▸ Exercise objective: In the following material, identify every line holding the string "plus" and return it.

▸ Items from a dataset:
>> begin

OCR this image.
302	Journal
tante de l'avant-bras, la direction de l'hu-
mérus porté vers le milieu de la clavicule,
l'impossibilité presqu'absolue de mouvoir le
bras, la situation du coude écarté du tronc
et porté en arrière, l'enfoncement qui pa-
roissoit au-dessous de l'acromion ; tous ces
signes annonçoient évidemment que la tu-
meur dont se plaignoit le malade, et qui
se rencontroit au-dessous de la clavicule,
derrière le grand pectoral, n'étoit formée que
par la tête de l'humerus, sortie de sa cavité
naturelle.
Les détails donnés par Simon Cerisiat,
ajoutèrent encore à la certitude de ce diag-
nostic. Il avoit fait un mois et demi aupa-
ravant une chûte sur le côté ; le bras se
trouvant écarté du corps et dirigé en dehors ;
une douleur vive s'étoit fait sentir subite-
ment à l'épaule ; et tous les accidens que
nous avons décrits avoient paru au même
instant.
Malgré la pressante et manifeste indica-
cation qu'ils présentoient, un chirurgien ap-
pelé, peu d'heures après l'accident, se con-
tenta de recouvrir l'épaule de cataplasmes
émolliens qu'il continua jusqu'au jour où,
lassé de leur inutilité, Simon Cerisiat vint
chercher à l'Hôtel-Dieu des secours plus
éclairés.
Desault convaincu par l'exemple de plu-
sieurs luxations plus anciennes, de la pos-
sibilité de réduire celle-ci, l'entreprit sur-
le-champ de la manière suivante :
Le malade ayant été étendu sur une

>> end
>> begin

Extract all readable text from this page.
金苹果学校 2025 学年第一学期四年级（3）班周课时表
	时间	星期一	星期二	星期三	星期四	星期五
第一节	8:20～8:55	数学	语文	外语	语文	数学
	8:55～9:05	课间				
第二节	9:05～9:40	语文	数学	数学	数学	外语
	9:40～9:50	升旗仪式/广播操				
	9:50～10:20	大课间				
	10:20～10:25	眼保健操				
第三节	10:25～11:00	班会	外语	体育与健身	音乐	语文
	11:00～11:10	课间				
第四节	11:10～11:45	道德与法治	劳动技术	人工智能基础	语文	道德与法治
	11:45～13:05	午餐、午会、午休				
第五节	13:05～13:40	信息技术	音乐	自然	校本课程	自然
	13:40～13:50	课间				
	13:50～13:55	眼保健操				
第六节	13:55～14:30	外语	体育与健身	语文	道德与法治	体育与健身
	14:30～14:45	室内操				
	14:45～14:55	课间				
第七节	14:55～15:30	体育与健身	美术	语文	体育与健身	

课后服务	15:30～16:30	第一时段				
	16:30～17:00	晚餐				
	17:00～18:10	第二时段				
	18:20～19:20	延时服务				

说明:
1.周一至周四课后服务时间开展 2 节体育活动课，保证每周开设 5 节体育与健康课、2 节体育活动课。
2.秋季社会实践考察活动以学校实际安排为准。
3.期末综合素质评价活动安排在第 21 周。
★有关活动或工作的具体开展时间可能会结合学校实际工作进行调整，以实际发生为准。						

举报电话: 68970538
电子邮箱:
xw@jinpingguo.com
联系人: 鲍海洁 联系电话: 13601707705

>> end
>> begin

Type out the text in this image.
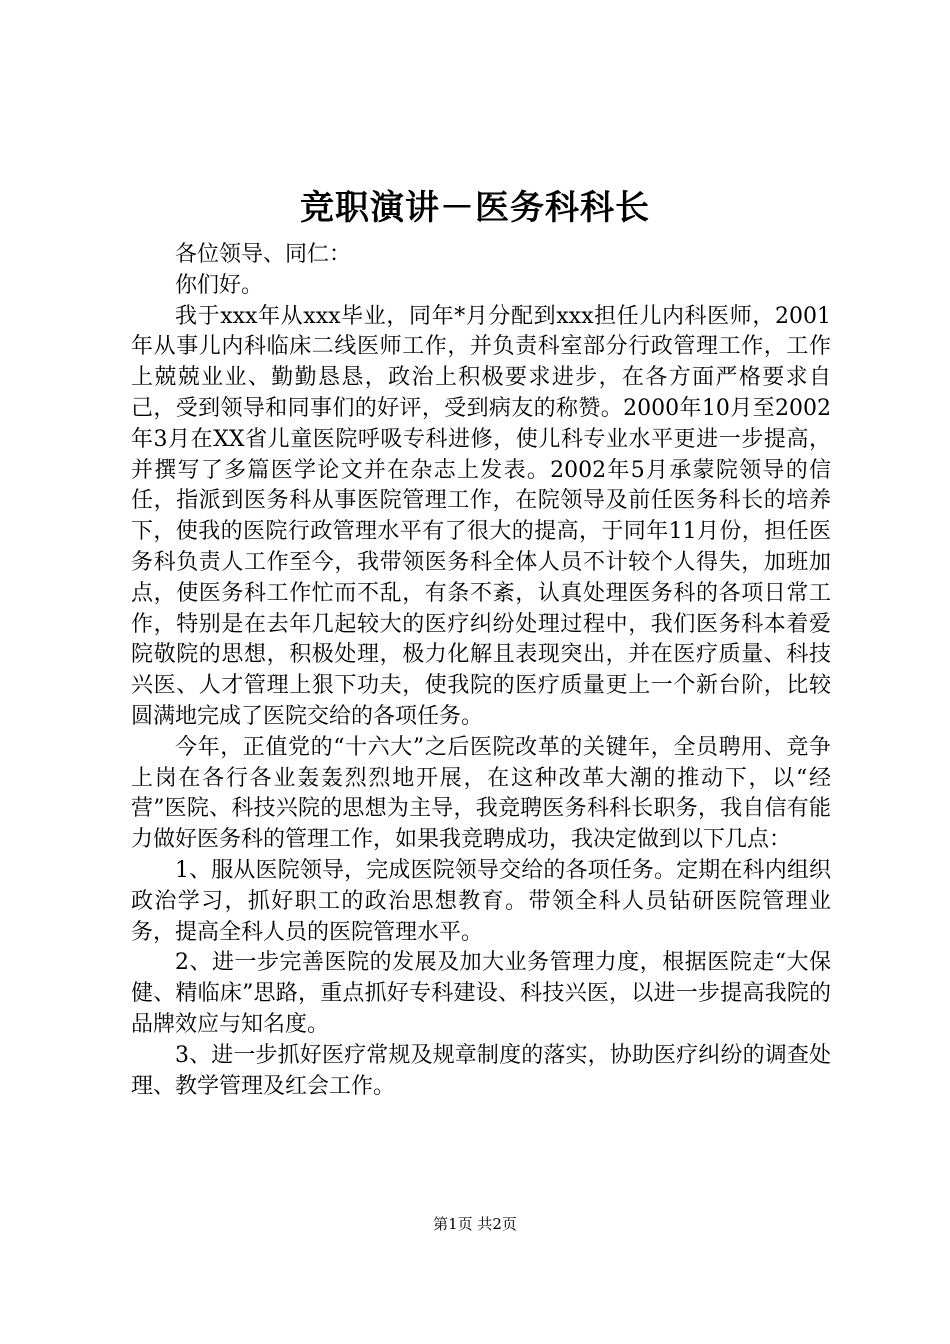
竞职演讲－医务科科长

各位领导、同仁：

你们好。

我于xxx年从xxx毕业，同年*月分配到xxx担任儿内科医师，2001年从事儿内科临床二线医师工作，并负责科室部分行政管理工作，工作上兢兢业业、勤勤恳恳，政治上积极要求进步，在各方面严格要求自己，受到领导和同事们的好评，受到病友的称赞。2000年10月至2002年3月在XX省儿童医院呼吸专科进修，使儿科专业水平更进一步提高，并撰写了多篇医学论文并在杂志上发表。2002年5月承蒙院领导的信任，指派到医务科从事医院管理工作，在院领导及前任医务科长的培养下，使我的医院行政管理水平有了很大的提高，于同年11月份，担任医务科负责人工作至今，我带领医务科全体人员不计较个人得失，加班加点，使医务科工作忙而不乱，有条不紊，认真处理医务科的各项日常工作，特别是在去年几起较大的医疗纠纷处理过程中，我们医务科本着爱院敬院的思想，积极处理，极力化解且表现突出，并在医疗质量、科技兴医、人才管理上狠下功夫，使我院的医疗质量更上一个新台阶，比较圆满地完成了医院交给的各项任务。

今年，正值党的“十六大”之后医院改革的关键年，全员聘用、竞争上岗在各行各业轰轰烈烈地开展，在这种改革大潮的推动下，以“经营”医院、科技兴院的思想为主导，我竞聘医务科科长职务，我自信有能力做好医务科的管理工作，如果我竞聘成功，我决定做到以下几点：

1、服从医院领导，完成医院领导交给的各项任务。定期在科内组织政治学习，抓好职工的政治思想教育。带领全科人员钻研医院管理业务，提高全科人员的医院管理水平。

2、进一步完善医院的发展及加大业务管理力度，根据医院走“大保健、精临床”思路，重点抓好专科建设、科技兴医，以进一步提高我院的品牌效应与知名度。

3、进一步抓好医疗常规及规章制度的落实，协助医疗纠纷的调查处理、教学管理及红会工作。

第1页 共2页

>> end

▸ Result:
chercher à l'Hôtel-Dieu des secours plus
sieurs luxations plus anciennes, de la pos-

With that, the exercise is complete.